**** Stored records

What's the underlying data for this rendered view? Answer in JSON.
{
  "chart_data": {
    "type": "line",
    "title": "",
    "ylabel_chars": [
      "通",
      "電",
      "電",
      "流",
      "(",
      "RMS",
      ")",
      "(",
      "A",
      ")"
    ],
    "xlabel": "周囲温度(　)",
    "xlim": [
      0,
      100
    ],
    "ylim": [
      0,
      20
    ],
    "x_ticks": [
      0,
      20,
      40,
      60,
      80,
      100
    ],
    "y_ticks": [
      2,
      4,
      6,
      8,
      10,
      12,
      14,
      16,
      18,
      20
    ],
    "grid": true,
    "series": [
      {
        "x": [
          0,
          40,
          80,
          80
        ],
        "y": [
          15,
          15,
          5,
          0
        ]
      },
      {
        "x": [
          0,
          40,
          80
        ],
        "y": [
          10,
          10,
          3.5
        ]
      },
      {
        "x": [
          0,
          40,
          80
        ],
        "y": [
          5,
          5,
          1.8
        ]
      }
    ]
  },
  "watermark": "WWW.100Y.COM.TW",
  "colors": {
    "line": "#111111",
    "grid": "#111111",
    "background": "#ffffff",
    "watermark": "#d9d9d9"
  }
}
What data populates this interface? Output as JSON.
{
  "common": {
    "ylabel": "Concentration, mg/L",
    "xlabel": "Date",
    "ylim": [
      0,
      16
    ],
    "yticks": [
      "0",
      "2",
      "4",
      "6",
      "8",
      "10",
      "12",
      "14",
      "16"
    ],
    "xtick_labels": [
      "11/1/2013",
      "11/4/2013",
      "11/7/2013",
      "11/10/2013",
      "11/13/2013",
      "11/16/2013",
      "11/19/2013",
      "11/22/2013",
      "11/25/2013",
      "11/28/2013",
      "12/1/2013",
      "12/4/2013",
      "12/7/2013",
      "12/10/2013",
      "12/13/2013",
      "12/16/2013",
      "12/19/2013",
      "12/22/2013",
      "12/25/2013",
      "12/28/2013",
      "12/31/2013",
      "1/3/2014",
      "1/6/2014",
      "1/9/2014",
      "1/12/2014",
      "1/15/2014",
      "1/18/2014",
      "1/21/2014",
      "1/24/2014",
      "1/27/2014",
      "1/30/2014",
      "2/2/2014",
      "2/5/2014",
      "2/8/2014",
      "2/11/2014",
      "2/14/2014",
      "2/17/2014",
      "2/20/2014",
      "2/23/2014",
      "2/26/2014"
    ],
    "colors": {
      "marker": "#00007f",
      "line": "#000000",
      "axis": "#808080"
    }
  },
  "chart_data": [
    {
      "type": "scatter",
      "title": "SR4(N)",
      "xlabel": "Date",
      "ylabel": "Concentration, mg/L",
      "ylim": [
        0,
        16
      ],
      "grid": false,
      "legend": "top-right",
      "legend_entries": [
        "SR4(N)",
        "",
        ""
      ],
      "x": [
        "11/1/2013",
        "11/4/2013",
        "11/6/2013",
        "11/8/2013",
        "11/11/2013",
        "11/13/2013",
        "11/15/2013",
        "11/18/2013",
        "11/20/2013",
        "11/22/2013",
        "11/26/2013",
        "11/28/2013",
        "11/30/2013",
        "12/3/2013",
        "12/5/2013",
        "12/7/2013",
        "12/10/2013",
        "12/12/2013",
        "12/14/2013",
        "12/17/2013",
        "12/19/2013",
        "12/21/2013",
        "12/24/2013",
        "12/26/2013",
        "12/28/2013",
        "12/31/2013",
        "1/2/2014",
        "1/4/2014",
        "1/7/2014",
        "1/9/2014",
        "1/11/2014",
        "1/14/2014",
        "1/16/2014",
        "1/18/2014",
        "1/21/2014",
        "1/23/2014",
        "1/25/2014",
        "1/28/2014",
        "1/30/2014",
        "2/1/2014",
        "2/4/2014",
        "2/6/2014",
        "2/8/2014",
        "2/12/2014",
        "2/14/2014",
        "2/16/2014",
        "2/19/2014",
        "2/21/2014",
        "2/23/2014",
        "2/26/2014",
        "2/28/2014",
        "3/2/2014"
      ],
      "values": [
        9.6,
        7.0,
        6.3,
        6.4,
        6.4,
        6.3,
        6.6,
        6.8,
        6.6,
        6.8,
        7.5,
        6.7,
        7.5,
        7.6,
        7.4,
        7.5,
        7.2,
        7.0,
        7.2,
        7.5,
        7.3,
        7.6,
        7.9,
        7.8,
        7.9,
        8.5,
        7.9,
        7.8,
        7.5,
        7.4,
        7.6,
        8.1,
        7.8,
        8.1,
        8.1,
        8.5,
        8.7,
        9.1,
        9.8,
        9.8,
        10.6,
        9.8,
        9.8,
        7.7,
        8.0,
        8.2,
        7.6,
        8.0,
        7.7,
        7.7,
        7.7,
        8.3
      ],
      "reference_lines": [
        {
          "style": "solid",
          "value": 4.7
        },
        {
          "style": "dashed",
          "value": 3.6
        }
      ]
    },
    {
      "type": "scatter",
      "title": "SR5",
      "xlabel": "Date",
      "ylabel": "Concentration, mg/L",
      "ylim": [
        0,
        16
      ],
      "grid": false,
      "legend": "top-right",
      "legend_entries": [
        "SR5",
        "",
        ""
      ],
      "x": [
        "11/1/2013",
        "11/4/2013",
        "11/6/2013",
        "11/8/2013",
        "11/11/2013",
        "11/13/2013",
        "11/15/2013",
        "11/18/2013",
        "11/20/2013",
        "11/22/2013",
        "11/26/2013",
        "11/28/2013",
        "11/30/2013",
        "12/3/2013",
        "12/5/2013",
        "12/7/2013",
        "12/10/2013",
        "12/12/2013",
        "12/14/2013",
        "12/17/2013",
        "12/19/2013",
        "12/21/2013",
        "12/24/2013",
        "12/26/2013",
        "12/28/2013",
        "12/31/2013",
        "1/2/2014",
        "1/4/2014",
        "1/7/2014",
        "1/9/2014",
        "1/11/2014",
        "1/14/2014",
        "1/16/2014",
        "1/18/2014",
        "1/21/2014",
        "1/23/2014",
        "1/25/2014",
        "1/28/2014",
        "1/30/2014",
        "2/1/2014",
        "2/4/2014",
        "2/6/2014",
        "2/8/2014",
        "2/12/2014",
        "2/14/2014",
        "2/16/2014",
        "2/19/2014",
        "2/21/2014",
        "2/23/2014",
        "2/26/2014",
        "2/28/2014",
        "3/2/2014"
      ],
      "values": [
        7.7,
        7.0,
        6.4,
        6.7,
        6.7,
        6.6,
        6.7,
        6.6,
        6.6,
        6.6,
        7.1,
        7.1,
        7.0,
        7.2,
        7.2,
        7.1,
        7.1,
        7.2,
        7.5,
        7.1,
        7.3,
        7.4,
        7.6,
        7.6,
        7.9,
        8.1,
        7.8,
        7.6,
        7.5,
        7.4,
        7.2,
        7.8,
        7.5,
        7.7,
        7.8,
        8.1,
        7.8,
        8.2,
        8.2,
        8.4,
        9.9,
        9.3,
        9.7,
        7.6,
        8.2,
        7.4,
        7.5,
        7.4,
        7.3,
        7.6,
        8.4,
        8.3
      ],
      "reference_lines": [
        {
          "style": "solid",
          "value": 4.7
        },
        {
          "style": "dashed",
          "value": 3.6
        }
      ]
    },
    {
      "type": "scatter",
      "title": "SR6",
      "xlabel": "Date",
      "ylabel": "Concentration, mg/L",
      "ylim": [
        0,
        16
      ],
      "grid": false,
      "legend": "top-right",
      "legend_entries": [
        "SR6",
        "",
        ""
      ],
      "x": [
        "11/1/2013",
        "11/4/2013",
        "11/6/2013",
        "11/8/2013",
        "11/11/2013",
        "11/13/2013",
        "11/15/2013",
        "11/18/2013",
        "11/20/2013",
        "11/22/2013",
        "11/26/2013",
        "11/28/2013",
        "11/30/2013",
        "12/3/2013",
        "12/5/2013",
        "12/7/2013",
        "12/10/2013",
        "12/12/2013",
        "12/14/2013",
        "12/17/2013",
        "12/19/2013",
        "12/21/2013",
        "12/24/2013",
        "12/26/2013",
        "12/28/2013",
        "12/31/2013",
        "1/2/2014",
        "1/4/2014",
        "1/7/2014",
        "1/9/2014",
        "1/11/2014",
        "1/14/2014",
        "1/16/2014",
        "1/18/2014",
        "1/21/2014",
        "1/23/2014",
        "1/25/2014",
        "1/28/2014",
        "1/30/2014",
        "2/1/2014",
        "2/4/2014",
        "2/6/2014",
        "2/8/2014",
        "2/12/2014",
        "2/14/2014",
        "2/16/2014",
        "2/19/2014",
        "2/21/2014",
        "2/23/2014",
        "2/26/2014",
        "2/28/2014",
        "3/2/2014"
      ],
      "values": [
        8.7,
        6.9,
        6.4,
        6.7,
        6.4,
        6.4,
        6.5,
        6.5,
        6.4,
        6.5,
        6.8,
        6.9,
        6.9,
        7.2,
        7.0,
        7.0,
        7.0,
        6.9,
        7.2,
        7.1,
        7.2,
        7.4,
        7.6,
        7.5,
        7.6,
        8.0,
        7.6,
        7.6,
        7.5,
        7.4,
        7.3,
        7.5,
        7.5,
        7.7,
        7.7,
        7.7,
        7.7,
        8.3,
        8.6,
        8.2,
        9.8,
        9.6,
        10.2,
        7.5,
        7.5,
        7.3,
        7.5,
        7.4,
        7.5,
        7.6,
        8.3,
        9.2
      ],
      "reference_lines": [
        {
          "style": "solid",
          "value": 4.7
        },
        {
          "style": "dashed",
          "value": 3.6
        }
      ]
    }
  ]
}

********

» **What the task asks**: Copy each line of the records that contains the word "watermark".

» **Worked solution**:
  "watermark": "WWW.100Y.COM.TW",
    "watermark": "#d9d9d9"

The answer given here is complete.